▸ **Task to complete**:
In your copy, repeat the records exactly and leave out the pictures.

---- Records

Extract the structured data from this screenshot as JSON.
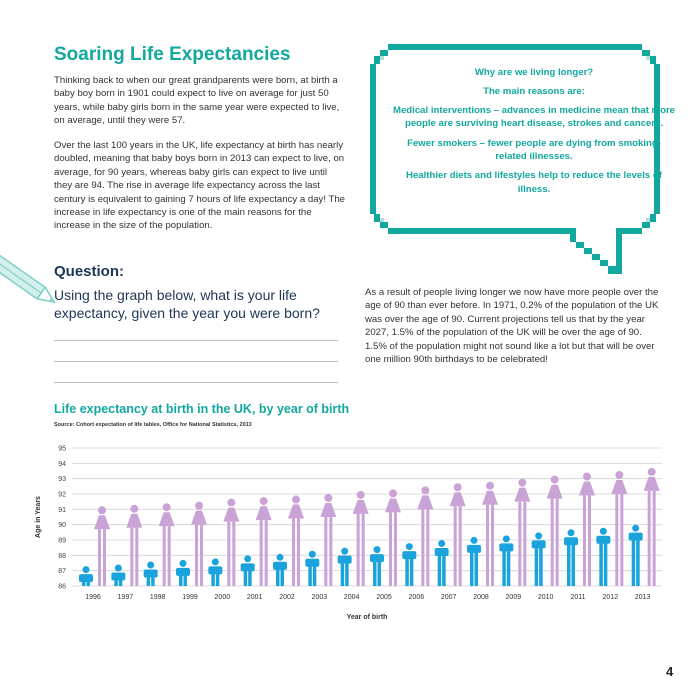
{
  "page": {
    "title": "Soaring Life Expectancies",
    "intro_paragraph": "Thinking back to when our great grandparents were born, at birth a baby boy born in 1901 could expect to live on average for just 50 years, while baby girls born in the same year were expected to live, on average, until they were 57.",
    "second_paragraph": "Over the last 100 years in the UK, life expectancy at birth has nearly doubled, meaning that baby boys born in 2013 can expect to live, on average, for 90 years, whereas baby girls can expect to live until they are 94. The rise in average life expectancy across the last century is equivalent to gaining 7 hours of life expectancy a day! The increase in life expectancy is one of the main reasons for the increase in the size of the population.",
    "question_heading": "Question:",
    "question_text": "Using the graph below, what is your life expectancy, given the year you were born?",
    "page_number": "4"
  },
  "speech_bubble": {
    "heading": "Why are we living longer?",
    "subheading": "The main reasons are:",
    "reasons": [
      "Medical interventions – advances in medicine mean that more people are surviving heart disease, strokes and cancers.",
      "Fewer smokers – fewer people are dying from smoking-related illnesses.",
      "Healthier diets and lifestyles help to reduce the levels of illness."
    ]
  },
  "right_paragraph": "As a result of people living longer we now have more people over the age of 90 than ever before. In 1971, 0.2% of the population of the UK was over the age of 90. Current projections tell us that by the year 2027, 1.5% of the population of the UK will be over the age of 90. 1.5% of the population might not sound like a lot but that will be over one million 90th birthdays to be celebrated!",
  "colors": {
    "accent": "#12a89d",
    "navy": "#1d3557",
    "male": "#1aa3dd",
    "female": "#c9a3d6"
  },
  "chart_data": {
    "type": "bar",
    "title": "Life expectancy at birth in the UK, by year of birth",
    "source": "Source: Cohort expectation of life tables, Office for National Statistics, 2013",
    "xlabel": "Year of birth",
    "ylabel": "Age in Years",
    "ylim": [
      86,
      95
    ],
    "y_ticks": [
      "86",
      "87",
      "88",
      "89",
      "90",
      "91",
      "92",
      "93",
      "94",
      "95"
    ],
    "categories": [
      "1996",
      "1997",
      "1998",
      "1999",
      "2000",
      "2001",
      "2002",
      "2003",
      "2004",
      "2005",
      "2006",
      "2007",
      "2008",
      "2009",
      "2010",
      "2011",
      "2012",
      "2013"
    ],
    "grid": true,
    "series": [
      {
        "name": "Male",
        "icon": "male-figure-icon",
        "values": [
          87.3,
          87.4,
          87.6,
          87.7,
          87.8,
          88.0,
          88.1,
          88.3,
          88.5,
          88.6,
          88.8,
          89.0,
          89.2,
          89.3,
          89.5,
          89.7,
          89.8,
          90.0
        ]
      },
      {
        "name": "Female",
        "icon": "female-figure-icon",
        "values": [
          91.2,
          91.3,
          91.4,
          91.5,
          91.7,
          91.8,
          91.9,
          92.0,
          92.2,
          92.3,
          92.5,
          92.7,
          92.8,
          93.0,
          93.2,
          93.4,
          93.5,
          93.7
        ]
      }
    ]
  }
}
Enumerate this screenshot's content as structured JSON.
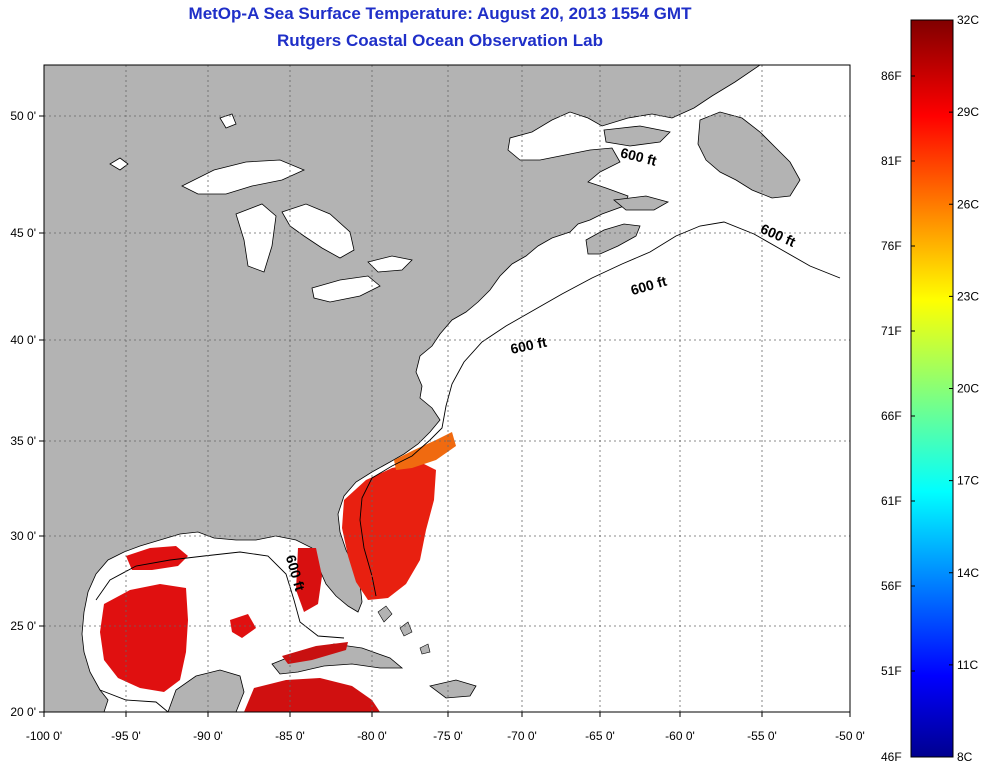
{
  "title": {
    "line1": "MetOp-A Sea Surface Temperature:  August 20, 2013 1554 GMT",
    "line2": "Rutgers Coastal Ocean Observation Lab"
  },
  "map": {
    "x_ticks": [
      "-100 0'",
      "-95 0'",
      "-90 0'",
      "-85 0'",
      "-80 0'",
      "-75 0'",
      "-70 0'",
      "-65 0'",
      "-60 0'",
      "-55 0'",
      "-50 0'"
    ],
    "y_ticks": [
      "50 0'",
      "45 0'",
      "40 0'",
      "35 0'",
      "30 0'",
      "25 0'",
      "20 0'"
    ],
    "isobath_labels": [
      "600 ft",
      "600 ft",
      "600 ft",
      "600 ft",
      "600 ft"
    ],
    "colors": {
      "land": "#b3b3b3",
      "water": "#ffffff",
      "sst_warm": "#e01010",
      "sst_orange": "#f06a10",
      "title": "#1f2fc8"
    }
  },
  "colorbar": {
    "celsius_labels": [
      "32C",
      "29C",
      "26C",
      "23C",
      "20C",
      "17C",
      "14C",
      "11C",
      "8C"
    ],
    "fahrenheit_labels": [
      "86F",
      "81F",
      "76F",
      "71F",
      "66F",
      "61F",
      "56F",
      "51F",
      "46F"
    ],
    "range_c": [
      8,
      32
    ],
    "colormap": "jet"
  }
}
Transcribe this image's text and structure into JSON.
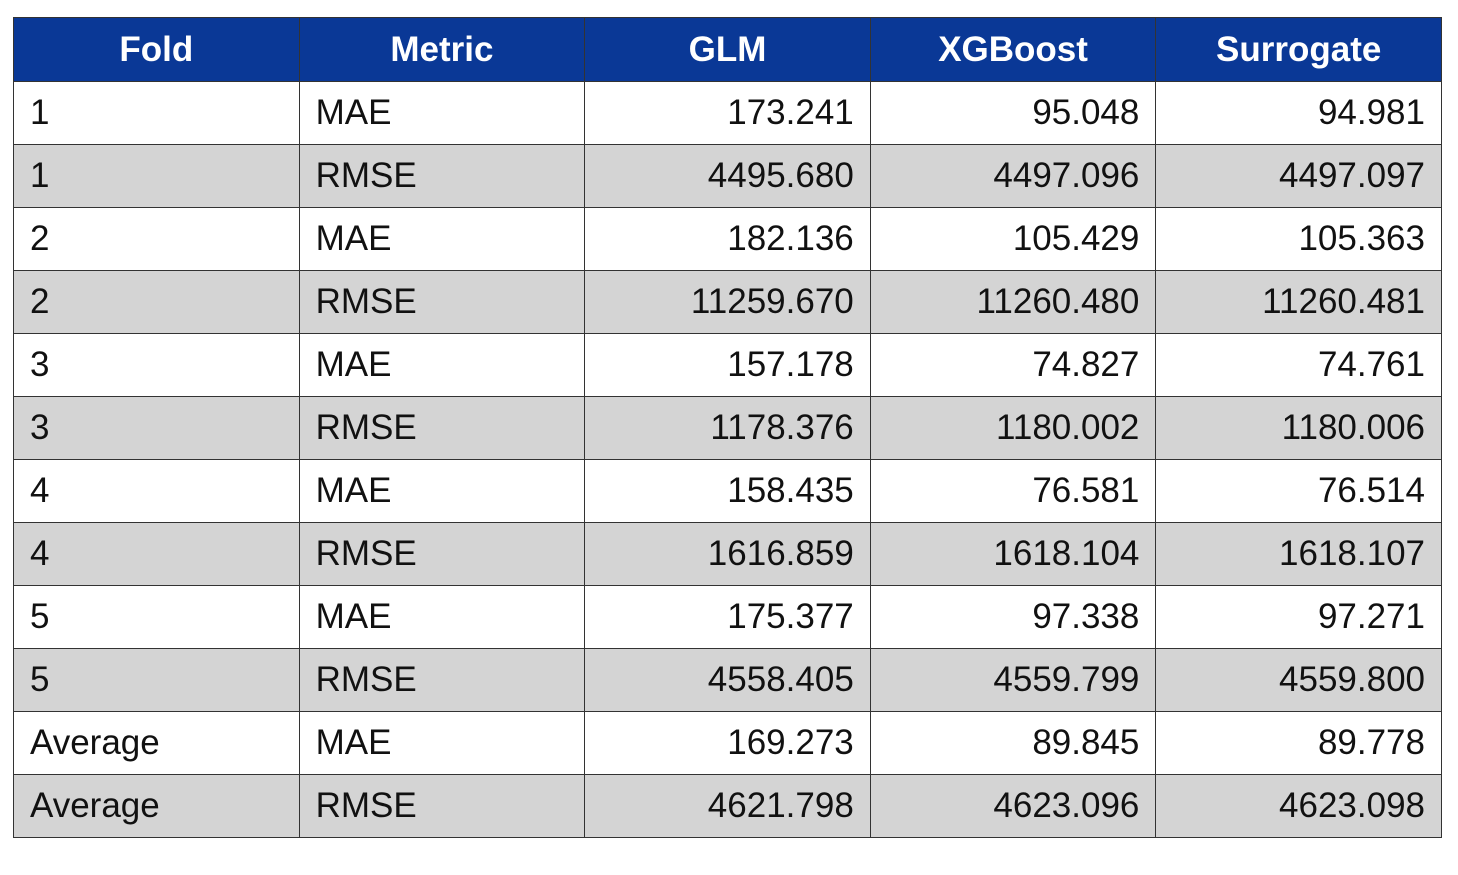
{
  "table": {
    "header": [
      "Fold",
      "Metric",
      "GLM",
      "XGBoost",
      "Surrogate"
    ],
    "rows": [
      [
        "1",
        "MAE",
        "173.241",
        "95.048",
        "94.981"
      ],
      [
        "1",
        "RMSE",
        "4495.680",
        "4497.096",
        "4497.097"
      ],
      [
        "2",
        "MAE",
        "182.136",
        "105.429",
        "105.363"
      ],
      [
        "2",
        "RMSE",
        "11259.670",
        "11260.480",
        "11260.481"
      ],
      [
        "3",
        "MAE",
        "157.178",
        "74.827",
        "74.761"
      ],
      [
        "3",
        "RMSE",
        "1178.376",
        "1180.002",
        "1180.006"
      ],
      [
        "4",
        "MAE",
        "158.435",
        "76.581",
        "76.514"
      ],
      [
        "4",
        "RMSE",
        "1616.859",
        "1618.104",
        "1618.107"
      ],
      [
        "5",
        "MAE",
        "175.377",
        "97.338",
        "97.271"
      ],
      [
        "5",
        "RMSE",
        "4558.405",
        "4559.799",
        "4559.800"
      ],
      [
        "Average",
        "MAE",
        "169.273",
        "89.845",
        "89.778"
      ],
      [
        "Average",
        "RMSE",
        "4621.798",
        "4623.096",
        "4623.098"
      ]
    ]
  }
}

--------

▸ **Finished answer**:
Extract the structured data from this screenshot as JSON.
{
  "page": {
    "title": "Soaring Life Expectancies",
    "intro_paragraph": "Thinking back to when our great grandparents were born, at birth a baby boy born in 1901 could expect to live on average for just 50 years, while baby girls born in the same year were expected to live, on average, until they were 57.",
    "second_paragraph": "Over the last 100 years in the UK, life expectancy at birth has nearly doubled, meaning that baby boys born in 2013 can expect to live, on average, for 90 years, whereas baby girls can expect to live until they are 94. The rise in average life expectancy across the last century is equivalent to gaining 7 hours of life expectancy a day! The increase in life expectancy is one of the main reasons for the increase in the size of the population.",
    "question_heading": "Question:",
    "question_text": "Using the graph below, what is your life expectancy, given the year you were born?",
    "page_number": "4"
  },
  "speech_bubble": {
    "heading": "Why are we living longer?",
    "subheading": "The main reasons are:",
    "reasons": [
      "Medical interventions – advances in medicine mean that more people are surviving heart disease, strokes and cancers.",
      "Fewer smokers – fewer people are dying from smoking-related illnesses.",
      "Healthier diets and lifestyles help to reduce the levels of illness."
    ]
  },
  "right_paragraph": "As a result of people living longer we now have more people over the age of 90 than ever before. In 1971, 0.2% of the population of the UK was over the age of 90. Current projections tell us that by the year 2027, 1.5% of the population of the UK will be over the age of 90. 1.5% of the population might not sound like a lot but that will be over one million 90th birthdays to be celebrated!",
  "colors": {
    "accent": "#12a89d",
    "navy": "#1d3557",
    "male": "#1aa3dd",
    "female": "#c9a3d6"
  },
  "chart_data": {
    "type": "bar",
    "title": "Life expectancy at birth in the UK, by year of birth",
    "source": "Source: Cohort expectation of life tables, Office for National Statistics, 2013",
    "xlabel": "Year of birth",
    "ylabel": "Age in Years",
    "ylim": [
      86,
      95
    ],
    "y_ticks": [
      "86",
      "87",
      "88",
      "89",
      "90",
      "91",
      "92",
      "93",
      "94",
      "95"
    ],
    "categories": [
      "1996",
      "1997",
      "1998",
      "1999",
      "2000",
      "2001",
      "2002",
      "2003",
      "2004",
      "2005",
      "2006",
      "2007",
      "2008",
      "2009",
      "2010",
      "2011",
      "2012",
      "2013"
    ],
    "grid": true,
    "series": [
      {
        "name": "Male",
        "icon": "male-figure-icon",
        "values": [
          87.3,
          87.4,
          87.6,
          87.7,
          87.8,
          88.0,
          88.1,
          88.3,
          88.5,
          88.6,
          88.8,
          89.0,
          89.2,
          89.3,
          89.5,
          89.7,
          89.8,
          90.0
        ]
      },
      {
        "name": "Female",
        "icon": "female-figure-icon",
        "values": [
          91.2,
          91.3,
          91.4,
          91.5,
          91.7,
          91.8,
          91.9,
          92.0,
          92.2,
          92.3,
          92.5,
          92.7,
          92.8,
          93.0,
          93.2,
          93.4,
          93.5,
          93.7
        ]
      }
    ]
  }
}
Enumerate this screenshot's content as structured JSON.
{
  "title": {
    "line1": "MetOp-A Sea Surface Temperature:  August 20, 2013 1554 GMT",
    "line2": "Rutgers Coastal Ocean Observation Lab"
  },
  "map": {
    "x_ticks": [
      "-100 0'",
      "-95 0'",
      "-90 0'",
      "-85 0'",
      "-80 0'",
      "-75 0'",
      "-70 0'",
      "-65 0'",
      "-60 0'",
      "-55 0'",
      "-50 0'"
    ],
    "y_ticks": [
      "50 0'",
      "45 0'",
      "40 0'",
      "35 0'",
      "30 0'",
      "25 0'",
      "20 0'"
    ],
    "isobath_labels": [
      "600 ft",
      "600 ft",
      "600 ft",
      "600 ft",
      "600 ft"
    ],
    "colors": {
      "land": "#b3b3b3",
      "water": "#ffffff",
      "sst_warm": "#e01010",
      "sst_orange": "#f06a10",
      "title": "#1f2fc8"
    }
  },
  "colorbar": {
    "celsius_labels": [
      "32C",
      "29C",
      "26C",
      "23C",
      "20C",
      "17C",
      "14C",
      "11C",
      "8C"
    ],
    "fahrenheit_labels": [
      "86F",
      "81F",
      "76F",
      "71F",
      "66F",
      "61F",
      "56F",
      "51F",
      "46F"
    ],
    "range_c": [
      8,
      32
    ],
    "colormap": "jet"
  }
}
Transcribe this image's text and structure into JSON.
{
  "table": {
    "header": [
      "Fold",
      "Metric",
      "GLM",
      "XGBoost",
      "Surrogate"
    ],
    "rows": [
      [
        "1",
        "MAE",
        "173.241",
        "95.048",
        "94.981"
      ],
      [
        "1",
        "RMSE",
        "4495.680",
        "4497.096",
        "4497.097"
      ],
      [
        "2",
        "MAE",
        "182.136",
        "105.429",
        "105.363"
      ],
      [
        "2",
        "RMSE",
        "11259.670",
        "11260.480",
        "11260.481"
      ],
      [
        "3",
        "MAE",
        "157.178",
        "74.827",
        "74.761"
      ],
      [
        "3",
        "RMSE",
        "1178.376",
        "1180.002",
        "1180.006"
      ],
      [
        "4",
        "MAE",
        "158.435",
        "76.581",
        "76.514"
      ],
      [
        "4",
        "RMSE",
        "1616.859",
        "1618.104",
        "1618.107"
      ],
      [
        "5",
        "MAE",
        "175.377",
        "97.338",
        "97.271"
      ],
      [
        "5",
        "RMSE",
        "4558.405",
        "4559.799",
        "4559.800"
      ],
      [
        "Average",
        "MAE",
        "169.273",
        "89.845",
        "89.778"
      ],
      [
        "Average",
        "RMSE",
        "4621.798",
        "4623.096",
        "4623.098"
      ]
    ]
  }
}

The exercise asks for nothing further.